Copy each line of the material below that includes the string "APORTE".

Source records:
▬▬▬

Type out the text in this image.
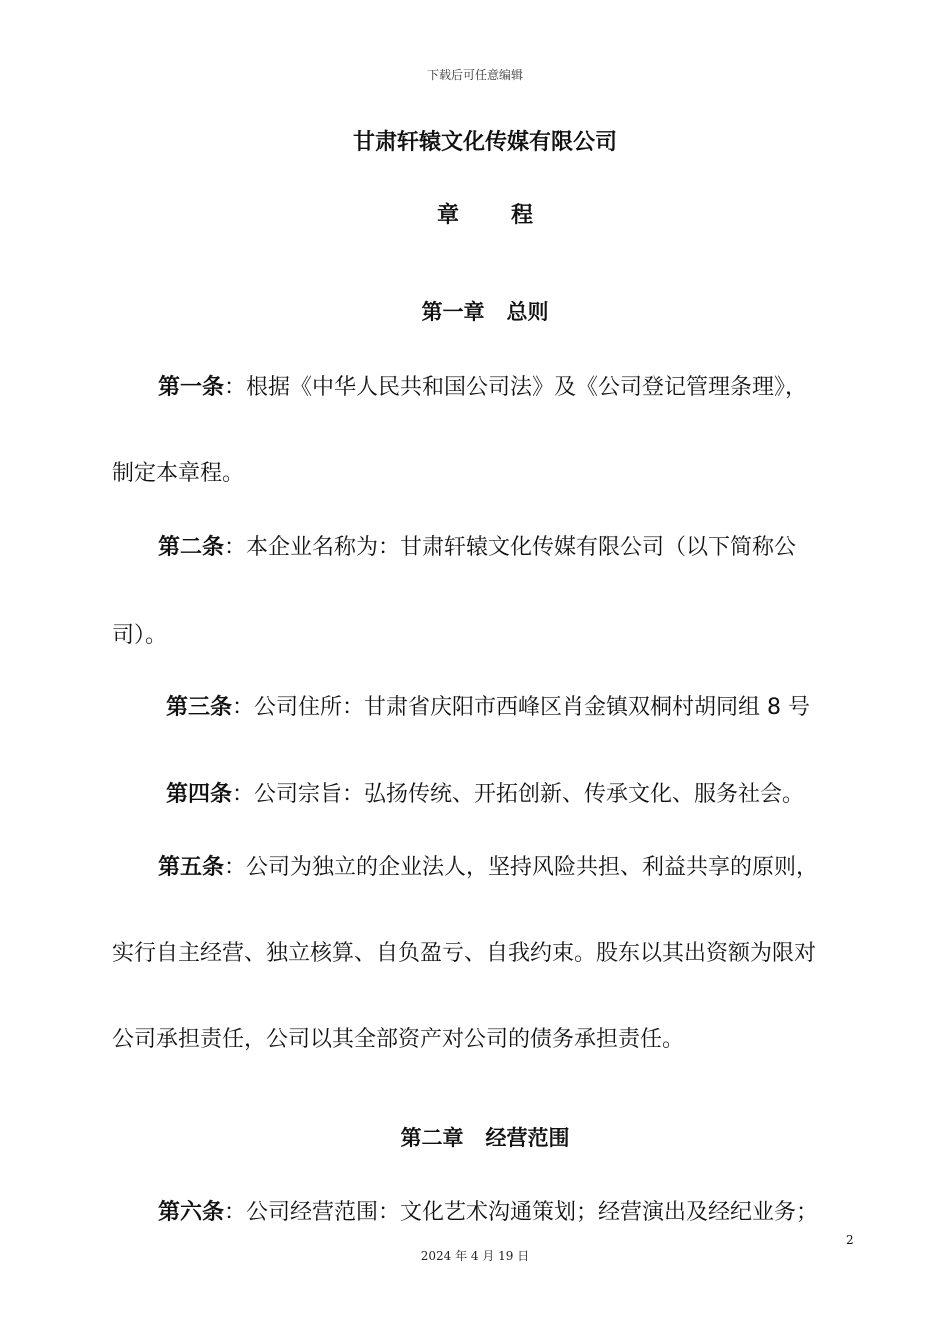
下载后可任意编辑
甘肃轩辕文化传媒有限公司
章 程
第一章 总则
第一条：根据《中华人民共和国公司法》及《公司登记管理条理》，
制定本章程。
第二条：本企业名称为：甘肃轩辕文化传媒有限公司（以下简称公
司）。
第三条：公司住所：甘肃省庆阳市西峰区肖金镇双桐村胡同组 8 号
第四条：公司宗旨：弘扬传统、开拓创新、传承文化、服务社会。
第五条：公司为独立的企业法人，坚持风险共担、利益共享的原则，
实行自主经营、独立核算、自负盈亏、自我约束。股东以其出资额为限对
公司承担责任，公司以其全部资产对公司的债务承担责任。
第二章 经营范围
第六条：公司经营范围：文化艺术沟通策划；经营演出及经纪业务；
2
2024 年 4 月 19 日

▬▬▬

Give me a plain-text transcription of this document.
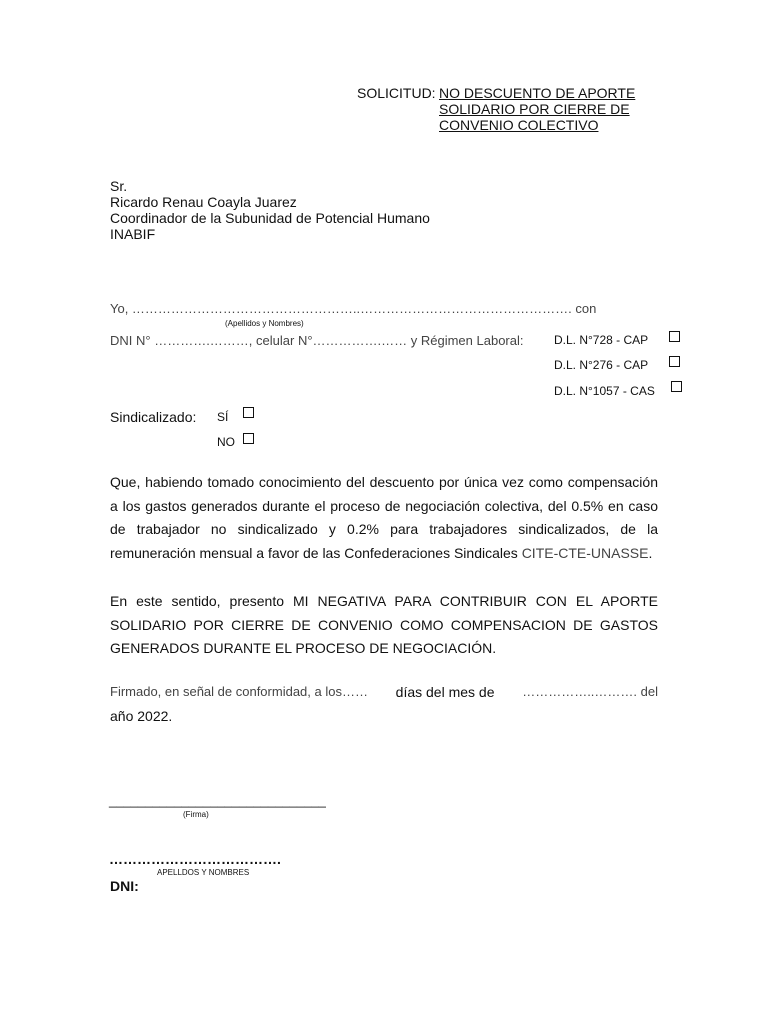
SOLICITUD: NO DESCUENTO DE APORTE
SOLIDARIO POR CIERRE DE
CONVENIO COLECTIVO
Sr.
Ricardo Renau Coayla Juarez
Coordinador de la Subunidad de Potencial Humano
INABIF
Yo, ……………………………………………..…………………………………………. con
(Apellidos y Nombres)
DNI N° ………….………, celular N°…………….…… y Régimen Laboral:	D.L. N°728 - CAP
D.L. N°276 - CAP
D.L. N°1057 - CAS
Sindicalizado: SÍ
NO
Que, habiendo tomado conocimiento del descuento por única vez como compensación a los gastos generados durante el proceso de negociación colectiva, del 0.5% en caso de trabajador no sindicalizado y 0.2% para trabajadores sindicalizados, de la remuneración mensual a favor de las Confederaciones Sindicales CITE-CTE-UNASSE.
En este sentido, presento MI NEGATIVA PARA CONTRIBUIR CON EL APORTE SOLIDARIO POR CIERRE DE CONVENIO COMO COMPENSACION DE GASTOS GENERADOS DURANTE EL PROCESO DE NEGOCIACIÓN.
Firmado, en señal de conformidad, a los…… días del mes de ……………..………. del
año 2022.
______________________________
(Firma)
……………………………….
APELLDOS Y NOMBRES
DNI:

▬▬▬

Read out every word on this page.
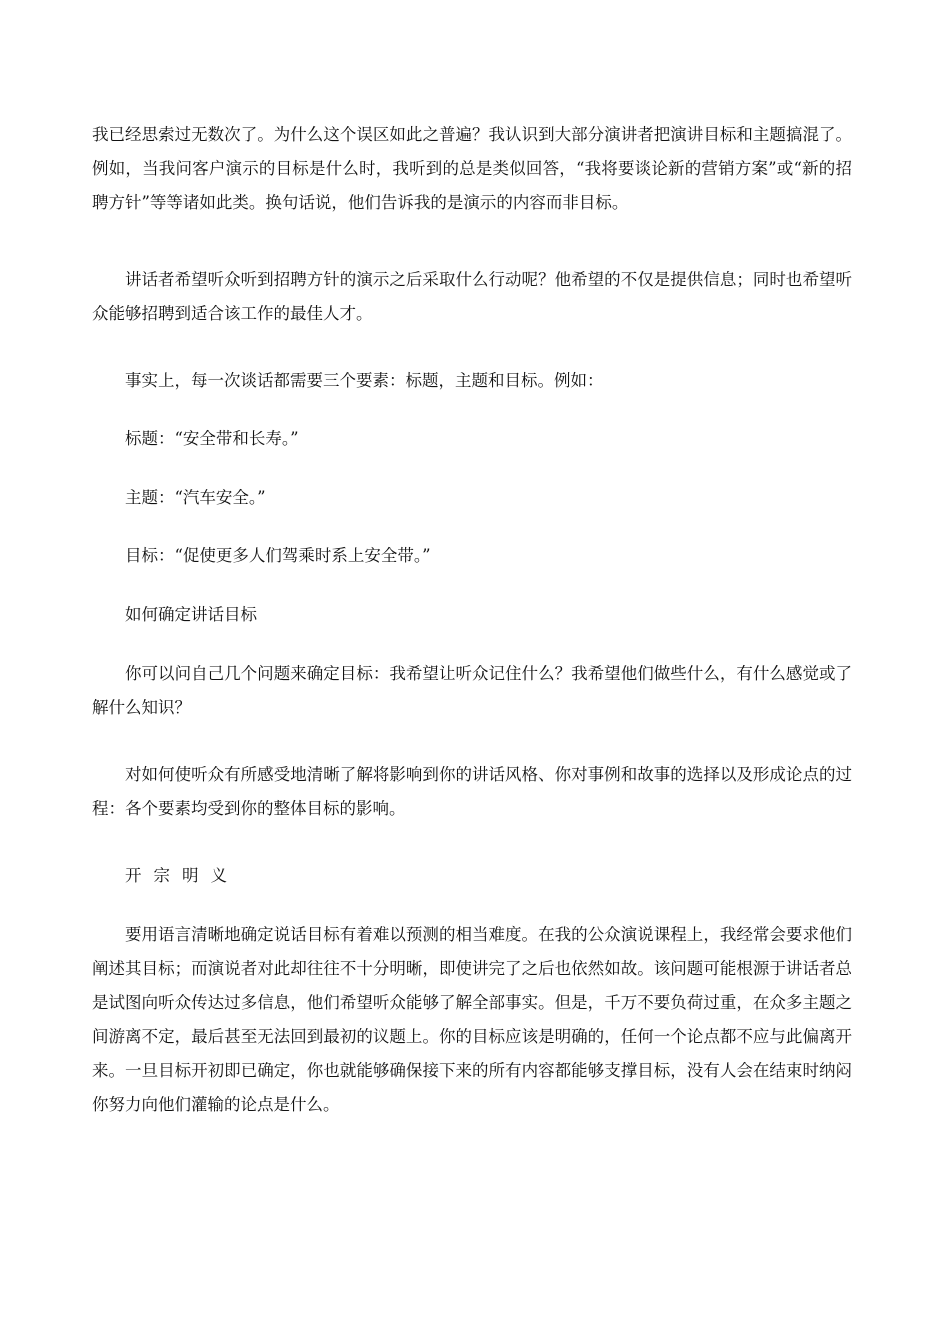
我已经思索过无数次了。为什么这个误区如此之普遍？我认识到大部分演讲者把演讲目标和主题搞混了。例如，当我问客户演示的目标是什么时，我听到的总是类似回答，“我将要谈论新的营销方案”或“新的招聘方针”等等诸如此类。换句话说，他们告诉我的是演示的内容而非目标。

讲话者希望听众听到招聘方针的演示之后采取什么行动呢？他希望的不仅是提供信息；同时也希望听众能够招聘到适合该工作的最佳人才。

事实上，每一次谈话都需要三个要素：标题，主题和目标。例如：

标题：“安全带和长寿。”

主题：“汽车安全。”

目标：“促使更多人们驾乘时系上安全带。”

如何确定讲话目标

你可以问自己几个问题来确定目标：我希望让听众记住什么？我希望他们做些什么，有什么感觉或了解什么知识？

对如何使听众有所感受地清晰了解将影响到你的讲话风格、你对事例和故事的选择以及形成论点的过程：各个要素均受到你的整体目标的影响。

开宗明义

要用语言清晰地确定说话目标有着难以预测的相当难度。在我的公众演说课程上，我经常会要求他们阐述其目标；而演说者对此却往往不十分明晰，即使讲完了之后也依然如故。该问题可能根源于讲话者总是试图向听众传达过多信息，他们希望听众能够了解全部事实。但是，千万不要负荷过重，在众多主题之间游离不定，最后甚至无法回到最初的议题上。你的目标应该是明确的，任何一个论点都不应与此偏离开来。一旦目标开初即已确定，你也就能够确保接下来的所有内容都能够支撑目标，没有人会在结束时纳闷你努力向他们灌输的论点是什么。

▬▬▬

Exercise solution:
SOLICITUD: NO DESCUENTO DE APORTE
En este sentido, presento MI NEGATIVA PARA CONTRIBUIR CON EL APORTE SOLIDARIO POR CIERRE DE CONVENIO COMO COMPENSACION DE GASTOS GENERADOS DURANTE EL PROCESO DE NEGOCIACIÓN.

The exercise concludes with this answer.